*PROBLEM TO WORK ON*: Note each line of the entries that includes "Solar". Then copy those lines.
Start of THE RECORDS
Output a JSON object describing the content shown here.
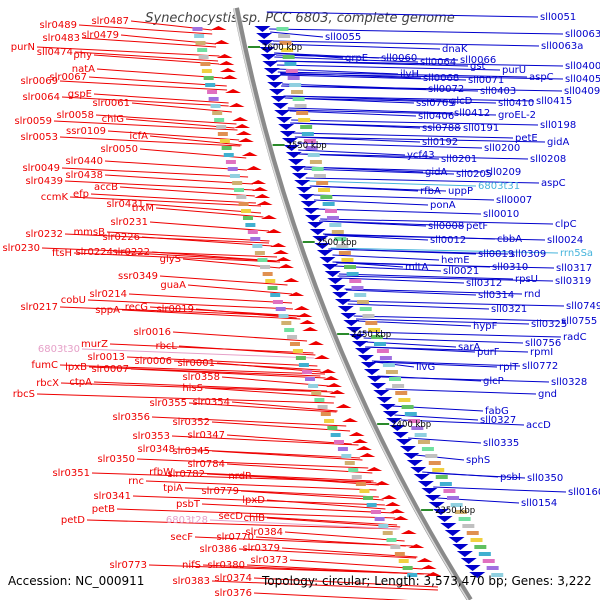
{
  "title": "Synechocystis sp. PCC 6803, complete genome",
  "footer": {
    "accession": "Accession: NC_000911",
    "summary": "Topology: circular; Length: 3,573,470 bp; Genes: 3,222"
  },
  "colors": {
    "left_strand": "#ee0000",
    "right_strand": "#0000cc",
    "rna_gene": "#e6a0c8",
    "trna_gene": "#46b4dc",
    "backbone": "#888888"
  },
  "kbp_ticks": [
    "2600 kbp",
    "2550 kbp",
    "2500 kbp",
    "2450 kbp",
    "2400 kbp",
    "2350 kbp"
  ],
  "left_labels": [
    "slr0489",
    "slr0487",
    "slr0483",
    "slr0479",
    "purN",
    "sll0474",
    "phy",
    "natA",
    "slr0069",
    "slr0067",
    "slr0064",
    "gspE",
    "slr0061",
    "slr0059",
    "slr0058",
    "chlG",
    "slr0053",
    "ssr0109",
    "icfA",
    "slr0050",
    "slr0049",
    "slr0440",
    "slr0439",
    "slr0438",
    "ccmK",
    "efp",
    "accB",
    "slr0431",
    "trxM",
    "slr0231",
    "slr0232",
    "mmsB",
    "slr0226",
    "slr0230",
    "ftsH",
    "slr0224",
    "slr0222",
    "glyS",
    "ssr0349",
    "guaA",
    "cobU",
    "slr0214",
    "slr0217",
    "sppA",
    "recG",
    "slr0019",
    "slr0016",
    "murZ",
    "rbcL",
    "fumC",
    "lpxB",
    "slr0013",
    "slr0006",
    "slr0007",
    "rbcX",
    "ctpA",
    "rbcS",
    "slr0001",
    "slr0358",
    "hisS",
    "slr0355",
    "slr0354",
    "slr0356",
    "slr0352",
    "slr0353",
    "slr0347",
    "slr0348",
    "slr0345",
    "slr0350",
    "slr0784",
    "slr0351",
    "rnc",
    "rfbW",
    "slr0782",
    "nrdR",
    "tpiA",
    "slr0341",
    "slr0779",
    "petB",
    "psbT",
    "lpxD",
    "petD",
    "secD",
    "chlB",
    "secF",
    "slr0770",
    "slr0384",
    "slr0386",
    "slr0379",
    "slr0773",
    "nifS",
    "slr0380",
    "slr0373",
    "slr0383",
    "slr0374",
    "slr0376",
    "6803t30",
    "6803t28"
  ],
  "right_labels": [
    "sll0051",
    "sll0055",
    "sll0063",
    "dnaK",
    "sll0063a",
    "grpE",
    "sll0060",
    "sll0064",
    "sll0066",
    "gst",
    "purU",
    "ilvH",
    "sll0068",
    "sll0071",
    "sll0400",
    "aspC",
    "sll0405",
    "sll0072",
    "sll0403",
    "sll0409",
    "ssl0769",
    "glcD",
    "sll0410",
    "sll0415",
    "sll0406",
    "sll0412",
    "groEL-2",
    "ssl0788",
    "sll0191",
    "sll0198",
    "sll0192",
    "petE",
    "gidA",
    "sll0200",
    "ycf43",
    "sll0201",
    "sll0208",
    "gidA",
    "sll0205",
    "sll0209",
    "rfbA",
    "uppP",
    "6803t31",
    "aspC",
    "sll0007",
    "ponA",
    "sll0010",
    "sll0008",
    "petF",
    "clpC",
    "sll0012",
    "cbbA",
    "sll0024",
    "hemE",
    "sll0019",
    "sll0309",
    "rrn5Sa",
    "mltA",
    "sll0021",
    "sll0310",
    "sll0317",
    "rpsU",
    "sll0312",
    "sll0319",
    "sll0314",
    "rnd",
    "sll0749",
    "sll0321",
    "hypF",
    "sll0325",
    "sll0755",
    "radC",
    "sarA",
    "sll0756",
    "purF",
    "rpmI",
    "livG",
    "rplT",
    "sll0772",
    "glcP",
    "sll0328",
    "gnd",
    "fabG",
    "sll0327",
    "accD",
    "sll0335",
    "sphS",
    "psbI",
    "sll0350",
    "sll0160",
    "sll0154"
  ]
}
End of THE RECORDS
Start of THE RECORDS
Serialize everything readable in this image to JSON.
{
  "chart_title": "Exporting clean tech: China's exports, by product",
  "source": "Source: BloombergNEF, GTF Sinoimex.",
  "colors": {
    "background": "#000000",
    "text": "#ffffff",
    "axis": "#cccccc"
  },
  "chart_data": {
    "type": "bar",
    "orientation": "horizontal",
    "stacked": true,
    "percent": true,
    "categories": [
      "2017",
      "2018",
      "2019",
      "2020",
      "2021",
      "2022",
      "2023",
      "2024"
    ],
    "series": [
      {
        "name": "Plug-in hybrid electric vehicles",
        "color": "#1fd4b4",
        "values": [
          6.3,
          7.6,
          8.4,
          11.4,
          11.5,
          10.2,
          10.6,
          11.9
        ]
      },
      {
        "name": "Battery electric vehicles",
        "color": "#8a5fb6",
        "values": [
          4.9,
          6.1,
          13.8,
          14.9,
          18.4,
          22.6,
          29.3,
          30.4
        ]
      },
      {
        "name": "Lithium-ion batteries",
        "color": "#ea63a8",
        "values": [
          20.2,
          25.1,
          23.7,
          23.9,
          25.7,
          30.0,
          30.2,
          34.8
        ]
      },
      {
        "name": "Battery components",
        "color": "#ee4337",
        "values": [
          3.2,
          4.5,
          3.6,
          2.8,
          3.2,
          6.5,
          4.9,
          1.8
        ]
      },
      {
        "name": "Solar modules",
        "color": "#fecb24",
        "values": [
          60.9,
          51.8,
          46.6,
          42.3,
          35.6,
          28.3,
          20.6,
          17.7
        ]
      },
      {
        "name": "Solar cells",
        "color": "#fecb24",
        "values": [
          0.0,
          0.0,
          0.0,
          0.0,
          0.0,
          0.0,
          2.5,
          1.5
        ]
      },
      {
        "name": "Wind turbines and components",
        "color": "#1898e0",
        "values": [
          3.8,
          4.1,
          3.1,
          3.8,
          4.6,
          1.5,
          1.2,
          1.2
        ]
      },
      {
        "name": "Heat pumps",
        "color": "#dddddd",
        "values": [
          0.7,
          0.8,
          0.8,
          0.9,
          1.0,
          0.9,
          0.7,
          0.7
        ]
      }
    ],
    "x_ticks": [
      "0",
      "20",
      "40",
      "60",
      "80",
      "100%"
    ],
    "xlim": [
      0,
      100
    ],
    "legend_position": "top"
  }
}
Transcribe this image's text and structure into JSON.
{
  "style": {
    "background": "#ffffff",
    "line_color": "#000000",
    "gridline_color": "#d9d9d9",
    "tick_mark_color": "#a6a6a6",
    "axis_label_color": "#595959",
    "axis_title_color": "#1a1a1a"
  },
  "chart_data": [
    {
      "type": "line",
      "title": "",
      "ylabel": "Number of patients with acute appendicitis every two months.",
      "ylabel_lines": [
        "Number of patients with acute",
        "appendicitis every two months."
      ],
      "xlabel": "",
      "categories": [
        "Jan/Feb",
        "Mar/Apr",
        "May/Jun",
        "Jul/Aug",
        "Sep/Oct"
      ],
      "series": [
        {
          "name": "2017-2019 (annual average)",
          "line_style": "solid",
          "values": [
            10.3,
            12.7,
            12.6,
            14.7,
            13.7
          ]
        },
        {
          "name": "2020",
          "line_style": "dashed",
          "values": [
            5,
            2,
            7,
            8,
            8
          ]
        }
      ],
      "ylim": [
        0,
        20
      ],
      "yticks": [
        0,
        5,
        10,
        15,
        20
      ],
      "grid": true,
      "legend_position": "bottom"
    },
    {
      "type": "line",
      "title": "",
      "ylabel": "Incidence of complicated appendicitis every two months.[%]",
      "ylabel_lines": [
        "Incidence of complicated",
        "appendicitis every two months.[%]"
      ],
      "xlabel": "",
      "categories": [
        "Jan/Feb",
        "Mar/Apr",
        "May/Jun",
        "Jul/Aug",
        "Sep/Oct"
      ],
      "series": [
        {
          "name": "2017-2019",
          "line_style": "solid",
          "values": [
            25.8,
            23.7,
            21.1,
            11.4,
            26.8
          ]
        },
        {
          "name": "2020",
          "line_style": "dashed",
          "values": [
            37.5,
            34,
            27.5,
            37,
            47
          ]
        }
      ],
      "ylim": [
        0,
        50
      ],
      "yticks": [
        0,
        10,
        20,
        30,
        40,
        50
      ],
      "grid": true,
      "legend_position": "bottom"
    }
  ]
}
End of THE RECORDS
*SOLUTION FOR THIS PROBLEM*:
        "name": "Solar modules",
        "name": "Solar cells",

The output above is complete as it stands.